**Exercise brief:** Reproduce all of the data that follows, character for character.

**Stored data:**

_ _ _ _ _ _ _

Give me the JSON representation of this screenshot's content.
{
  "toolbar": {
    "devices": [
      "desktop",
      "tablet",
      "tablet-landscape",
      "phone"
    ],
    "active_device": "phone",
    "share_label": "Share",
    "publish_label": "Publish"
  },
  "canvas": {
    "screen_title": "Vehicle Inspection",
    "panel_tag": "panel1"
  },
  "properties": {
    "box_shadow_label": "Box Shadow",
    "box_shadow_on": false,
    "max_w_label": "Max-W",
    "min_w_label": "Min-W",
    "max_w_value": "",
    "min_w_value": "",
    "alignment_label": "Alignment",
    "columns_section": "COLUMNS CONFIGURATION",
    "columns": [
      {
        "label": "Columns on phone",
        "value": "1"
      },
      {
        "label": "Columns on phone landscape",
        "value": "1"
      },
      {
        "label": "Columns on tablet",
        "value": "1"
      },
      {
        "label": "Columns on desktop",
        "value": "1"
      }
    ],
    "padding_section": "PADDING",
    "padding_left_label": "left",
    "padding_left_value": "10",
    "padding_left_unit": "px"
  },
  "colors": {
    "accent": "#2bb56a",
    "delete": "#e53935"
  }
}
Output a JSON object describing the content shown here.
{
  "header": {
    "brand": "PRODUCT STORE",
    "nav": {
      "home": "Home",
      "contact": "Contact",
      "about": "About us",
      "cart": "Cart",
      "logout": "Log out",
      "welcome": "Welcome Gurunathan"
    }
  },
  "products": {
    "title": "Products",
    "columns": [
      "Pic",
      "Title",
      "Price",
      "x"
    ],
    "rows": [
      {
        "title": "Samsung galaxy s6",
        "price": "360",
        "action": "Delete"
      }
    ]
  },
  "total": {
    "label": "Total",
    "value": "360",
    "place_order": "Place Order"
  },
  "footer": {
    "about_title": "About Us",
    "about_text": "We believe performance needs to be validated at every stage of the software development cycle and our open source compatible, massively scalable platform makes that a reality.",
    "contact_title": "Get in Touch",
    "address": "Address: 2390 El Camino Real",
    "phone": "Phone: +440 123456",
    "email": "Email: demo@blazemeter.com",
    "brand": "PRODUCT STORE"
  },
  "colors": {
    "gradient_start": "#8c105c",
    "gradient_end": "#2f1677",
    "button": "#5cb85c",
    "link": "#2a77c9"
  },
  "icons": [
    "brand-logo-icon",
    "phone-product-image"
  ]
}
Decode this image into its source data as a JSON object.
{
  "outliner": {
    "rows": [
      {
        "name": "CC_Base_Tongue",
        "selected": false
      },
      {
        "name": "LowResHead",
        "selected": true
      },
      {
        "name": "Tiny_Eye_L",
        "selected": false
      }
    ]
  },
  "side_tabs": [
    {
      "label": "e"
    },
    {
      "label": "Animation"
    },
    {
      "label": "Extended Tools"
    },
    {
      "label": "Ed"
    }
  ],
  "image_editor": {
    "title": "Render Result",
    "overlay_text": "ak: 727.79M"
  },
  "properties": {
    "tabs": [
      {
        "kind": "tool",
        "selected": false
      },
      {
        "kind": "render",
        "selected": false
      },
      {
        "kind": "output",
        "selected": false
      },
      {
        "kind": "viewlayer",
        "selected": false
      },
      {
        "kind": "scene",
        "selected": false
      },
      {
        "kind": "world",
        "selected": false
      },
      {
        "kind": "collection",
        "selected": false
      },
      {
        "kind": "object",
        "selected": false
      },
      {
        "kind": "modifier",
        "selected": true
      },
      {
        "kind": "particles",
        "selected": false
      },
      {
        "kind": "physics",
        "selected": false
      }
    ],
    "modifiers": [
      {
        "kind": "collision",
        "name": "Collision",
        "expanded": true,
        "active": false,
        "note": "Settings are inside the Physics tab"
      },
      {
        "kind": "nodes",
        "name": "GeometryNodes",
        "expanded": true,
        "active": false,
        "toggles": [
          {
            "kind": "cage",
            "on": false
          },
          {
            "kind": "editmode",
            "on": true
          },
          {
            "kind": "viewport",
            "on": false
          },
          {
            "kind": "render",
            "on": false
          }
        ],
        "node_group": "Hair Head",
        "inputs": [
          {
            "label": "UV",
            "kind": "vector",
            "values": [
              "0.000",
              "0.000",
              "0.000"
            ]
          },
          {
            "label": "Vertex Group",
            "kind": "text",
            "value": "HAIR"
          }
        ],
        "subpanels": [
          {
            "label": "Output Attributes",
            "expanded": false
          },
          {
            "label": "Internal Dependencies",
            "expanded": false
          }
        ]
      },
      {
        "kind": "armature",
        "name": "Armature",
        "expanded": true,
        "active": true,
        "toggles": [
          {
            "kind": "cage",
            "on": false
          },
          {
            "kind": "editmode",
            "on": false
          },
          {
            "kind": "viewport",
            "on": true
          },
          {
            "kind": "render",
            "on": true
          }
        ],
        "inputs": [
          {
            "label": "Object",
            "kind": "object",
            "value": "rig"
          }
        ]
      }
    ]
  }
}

_ _ _ _ _ _ _

**Result for this exercise:**
Give me the JSON representation of this screenshot's content.
{
  "toolbar": {
    "devices": [
      "desktop",
      "tablet",
      "tablet-landscape",
      "phone"
    ],
    "active_device": "phone",
    "share_label": "Share",
    "publish_label": "Publish"
  },
  "canvas": {
    "screen_title": "Vehicle Inspection",
    "panel_tag": "panel1"
  },
  "properties": {
    "box_shadow_label": "Box Shadow",
    "box_shadow_on": false,
    "max_w_label": "Max-W",
    "min_w_label": "Min-W",
    "max_w_value": "",
    "min_w_value": "",
    "alignment_label": "Alignment",
    "columns_section": "COLUMNS CONFIGURATION",
    "columns": [
      {
        "label": "Columns on phone",
        "value": "1"
      },
      {
        "label": "Columns on phone landscape",
        "value": "1"
      },
      {
        "label": "Columns on tablet",
        "value": "1"
      },
      {
        "label": "Columns on desktop",
        "value": "1"
      }
    ],
    "padding_section": "PADDING",
    "padding_left_label": "left",
    "padding_left_value": "10",
    "padding_left_unit": "px"
  },
  "colors": {
    "accent": "#2bb56a",
    "delete": "#e53935"
  }
}
Output a JSON object describing the content shown here.
{
  "header": {
    "brand": "PRODUCT STORE",
    "nav": {
      "home": "Home",
      "contact": "Contact",
      "about": "About us",
      "cart": "Cart",
      "logout": "Log out",
      "welcome": "Welcome Gurunathan"
    }
  },
  "products": {
    "title": "Products",
    "columns": [
      "Pic",
      "Title",
      "Price",
      "x"
    ],
    "rows": [
      {
        "title": "Samsung galaxy s6",
        "price": "360",
        "action": "Delete"
      }
    ]
  },
  "total": {
    "label": "Total",
    "value": "360",
    "place_order": "Place Order"
  },
  "footer": {
    "about_title": "About Us",
    "about_text": "We believe performance needs to be validated at every stage of the software development cycle and our open source compatible, massively scalable platform makes that a reality.",
    "contact_title": "Get in Touch",
    "address": "Address: 2390 El Camino Real",
    "phone": "Phone: +440 123456",
    "email": "Email: demo@blazemeter.com",
    "brand": "PRODUCT STORE"
  },
  "colors": {
    "gradient_start": "#8c105c",
    "gradient_end": "#2f1677",
    "button": "#5cb85c",
    "link": "#2a77c9"
  },
  "icons": [
    "brand-logo-icon",
    "phone-product-image"
  ]
}
Decode this image into its source data as a JSON object.
{
  "outliner": {
    "rows": [
      {
        "name": "CC_Base_Tongue",
        "selected": false
      },
      {
        "name": "LowResHead",
        "selected": true
      },
      {
        "name": "Tiny_Eye_L",
        "selected": false
      }
    ]
  },
  "side_tabs": [
    {
      "label": "e"
    },
    {
      "label": "Animation"
    },
    {
      "label": "Extended Tools"
    },
    {
      "label": "Ed"
    }
  ],
  "image_editor": {
    "title": "Render Result",
    "overlay_text": "ak: 727.79M"
  },
  "properties": {
    "tabs": [
      {
        "kind": "tool",
        "selected": false
      },
      {
        "kind": "render",
        "selected": false
      },
      {
        "kind": "output",
        "selected": false
      },
      {
        "kind": "viewlayer",
        "selected": false
      },
      {
        "kind": "scene",
        "selected": false
      },
      {
        "kind": "world",
        "selected": false
      },
      {
        "kind": "collection",
        "selected": false
      },
      {
        "kind": "object",
        "selected": false
      },
      {
        "kind": "modifier",
        "selected": true
      },
      {
        "kind": "particles",
        "selected": false
      },
      {
        "kind": "physics",
        "selected": false
      }
    ],
    "modifiers": [
      {
        "kind": "collision",
        "name": "Collision",
        "expanded": true,
        "active": false,
        "note": "Settings are inside the Physics tab"
      },
      {
        "kind": "nodes",
        "name": "GeometryNodes",
        "expanded": true,
        "active": false,
        "toggles": [
          {
            "kind": "cage",
            "on": false
          },
          {
            "kind": "editmode",
            "on": true
          },
          {
            "kind": "viewport",
            "on": false
          },
          {
            "kind": "render",
            "on": false
          }
        ],
        "node_group": "Hair Head",
        "inputs": [
          {
            "label": "UV",
            "kind": "vector",
            "values": [
              "0.000",
              "0.000",
              "0.000"
            ]
          },
          {
            "label": "Vertex Group",
            "kind": "text",
            "value": "HAIR"
          }
        ],
        "subpanels": [
          {
            "label": "Output Attributes",
            "expanded": false
          },
          {
            "label": "Internal Dependencies",
            "expanded": false
          }
        ]
      },
      {
        "kind": "armature",
        "name": "Armature",
        "expanded": true,
        "active": true,
        "toggles": [
          {
            "kind": "cage",
            "on": false
          },
          {
            "kind": "editmode",
            "on": false
          },
          {
            "kind": "viewport",
            "on": true
          },
          {
            "kind": "render",
            "on": true
          }
        ],
        "inputs": [
          {
            "label": "Object",
            "kind": "object",
            "value": "rig"
          }
        ]
      }
    ]
  }
}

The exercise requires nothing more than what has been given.